───── INPUT FOR THIS TASK ─────
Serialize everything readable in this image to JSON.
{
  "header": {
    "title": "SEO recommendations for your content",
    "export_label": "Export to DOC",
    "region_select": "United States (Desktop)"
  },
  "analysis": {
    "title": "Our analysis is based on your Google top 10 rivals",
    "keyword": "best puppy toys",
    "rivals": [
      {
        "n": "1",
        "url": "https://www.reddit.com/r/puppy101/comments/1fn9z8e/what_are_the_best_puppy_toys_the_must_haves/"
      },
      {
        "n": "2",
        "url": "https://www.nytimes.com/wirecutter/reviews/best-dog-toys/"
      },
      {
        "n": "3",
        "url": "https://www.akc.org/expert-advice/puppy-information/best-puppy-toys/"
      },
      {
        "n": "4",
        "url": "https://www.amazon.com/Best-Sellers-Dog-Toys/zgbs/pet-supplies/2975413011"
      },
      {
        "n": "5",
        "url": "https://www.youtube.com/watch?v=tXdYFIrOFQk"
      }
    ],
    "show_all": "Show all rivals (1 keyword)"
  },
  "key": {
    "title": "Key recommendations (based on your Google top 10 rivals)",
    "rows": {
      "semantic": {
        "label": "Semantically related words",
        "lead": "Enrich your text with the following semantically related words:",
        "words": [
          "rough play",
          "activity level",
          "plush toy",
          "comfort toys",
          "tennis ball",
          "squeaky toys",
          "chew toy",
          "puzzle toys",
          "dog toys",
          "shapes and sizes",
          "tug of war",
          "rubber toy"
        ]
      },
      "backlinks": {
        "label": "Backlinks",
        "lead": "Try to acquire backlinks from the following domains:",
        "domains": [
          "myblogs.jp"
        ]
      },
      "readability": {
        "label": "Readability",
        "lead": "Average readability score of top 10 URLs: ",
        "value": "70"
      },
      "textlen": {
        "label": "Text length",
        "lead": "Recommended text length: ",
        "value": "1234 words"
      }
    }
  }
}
─────
[AIM]
Please reproduce each record precisely as written.

[SOLUTION FOR THIS PROBLEM]
Serialize everything readable in this image to JSON.
{
  "header": {
    "title": "SEO recommendations for your content",
    "export_label": "Export to DOC",
    "region_select": "United States (Desktop)"
  },
  "analysis": {
    "title": "Our analysis is based on your Google top 10 rivals",
    "keyword": "best puppy toys",
    "rivals": [
      {
        "n": "1",
        "url": "https://www.reddit.com/r/puppy101/comments/1fn9z8e/what_are_the_best_puppy_toys_the_must_haves/"
      },
      {
        "n": "2",
        "url": "https://www.nytimes.com/wirecutter/reviews/best-dog-toys/"
      },
      {
        "n": "3",
        "url": "https://www.akc.org/expert-advice/puppy-information/best-puppy-toys/"
      },
      {
        "n": "4",
        "url": "https://www.amazon.com/Best-Sellers-Dog-Toys/zgbs/pet-supplies/2975413011"
      },
      {
        "n": "5",
        "url": "https://www.youtube.com/watch?v=tXdYFIrOFQk"
      }
    ],
    "show_all": "Show all rivals (1 keyword)"
  },
  "key": {
    "title": "Key recommendations (based on your Google top 10 rivals)",
    "rows": {
      "semantic": {
        "label": "Semantically related words",
        "lead": "Enrich your text with the following semantically related words:",
        "words": [
          "rough play",
          "activity level",
          "plush toy",
          "comfort toys",
          "tennis ball",
          "squeaky toys",
          "chew toy",
          "puzzle toys",
          "dog toys",
          "shapes and sizes",
          "tug of war",
          "rubber toy"
        ]
      },
      "backlinks": {
        "label": "Backlinks",
        "lead": "Try to acquire backlinks from the following domains:",
        "domains": [
          "myblogs.jp"
        ]
      },
      "readability": {
        "label": "Readability",
        "lead": "Average readability score of top 10 URLs: ",
        "value": "70"
      },
      "textlen": {
        "label": "Text length",
        "lead": "Recommended text length: ",
        "value": "1234 words"
      }
    }
  }
}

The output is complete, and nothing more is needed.